ITEMS —
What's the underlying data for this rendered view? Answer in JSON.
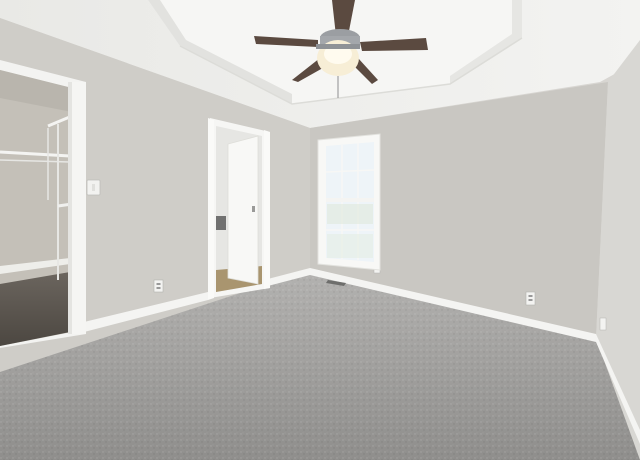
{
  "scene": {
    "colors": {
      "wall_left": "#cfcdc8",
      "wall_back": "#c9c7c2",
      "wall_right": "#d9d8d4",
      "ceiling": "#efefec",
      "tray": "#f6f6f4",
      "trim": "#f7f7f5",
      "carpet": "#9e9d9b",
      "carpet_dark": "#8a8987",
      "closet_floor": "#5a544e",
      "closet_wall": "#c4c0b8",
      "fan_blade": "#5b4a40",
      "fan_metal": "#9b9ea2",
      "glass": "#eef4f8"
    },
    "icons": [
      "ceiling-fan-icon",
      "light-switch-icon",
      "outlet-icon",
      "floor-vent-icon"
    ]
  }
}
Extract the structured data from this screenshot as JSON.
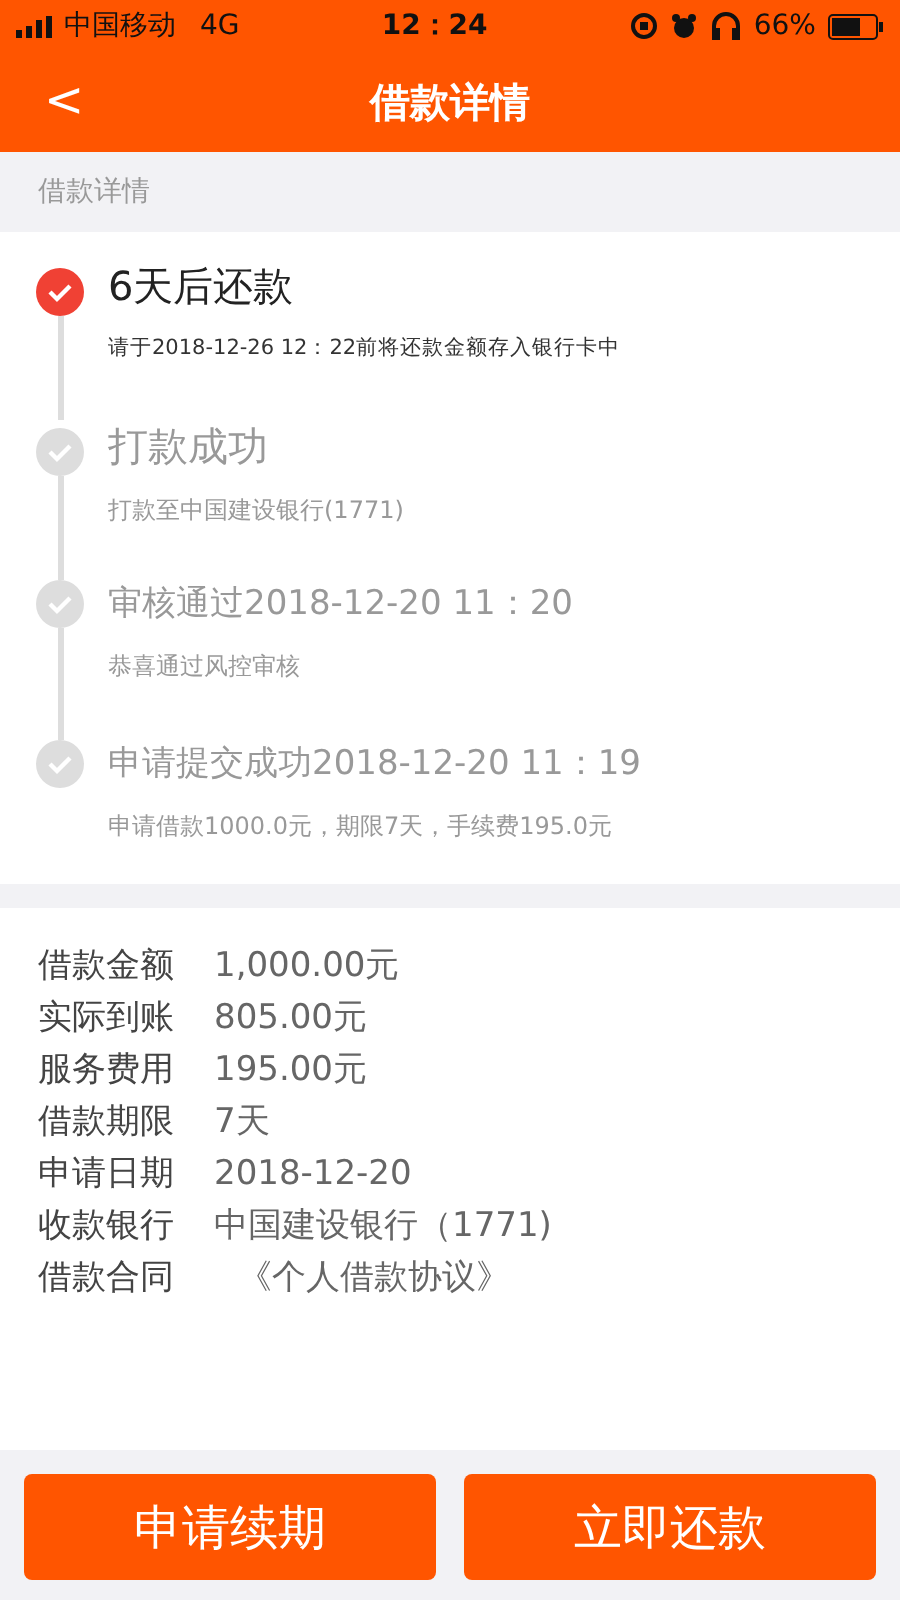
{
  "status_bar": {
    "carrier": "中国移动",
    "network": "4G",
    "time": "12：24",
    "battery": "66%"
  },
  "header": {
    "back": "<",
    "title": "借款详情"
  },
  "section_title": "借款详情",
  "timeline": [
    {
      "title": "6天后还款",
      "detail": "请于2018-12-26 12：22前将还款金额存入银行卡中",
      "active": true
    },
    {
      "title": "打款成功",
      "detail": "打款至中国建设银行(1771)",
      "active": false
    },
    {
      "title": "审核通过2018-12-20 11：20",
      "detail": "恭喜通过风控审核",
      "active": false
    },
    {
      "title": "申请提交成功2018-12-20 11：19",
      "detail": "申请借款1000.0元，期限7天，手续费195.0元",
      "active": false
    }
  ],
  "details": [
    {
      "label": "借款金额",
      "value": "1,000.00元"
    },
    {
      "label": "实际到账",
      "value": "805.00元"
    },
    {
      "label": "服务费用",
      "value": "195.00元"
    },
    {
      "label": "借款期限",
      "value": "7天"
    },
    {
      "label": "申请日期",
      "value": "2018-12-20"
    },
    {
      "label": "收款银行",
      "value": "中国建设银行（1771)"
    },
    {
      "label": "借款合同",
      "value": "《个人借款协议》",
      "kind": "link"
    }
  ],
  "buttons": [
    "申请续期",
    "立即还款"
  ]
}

DIRECTION — Pick out every line above that holds the word "this" and copy it.

WRITTEN REPLY —
What's the underlying data for this rendered view? Answer in JSON.
Extract the structured data from this screenshot as JSON.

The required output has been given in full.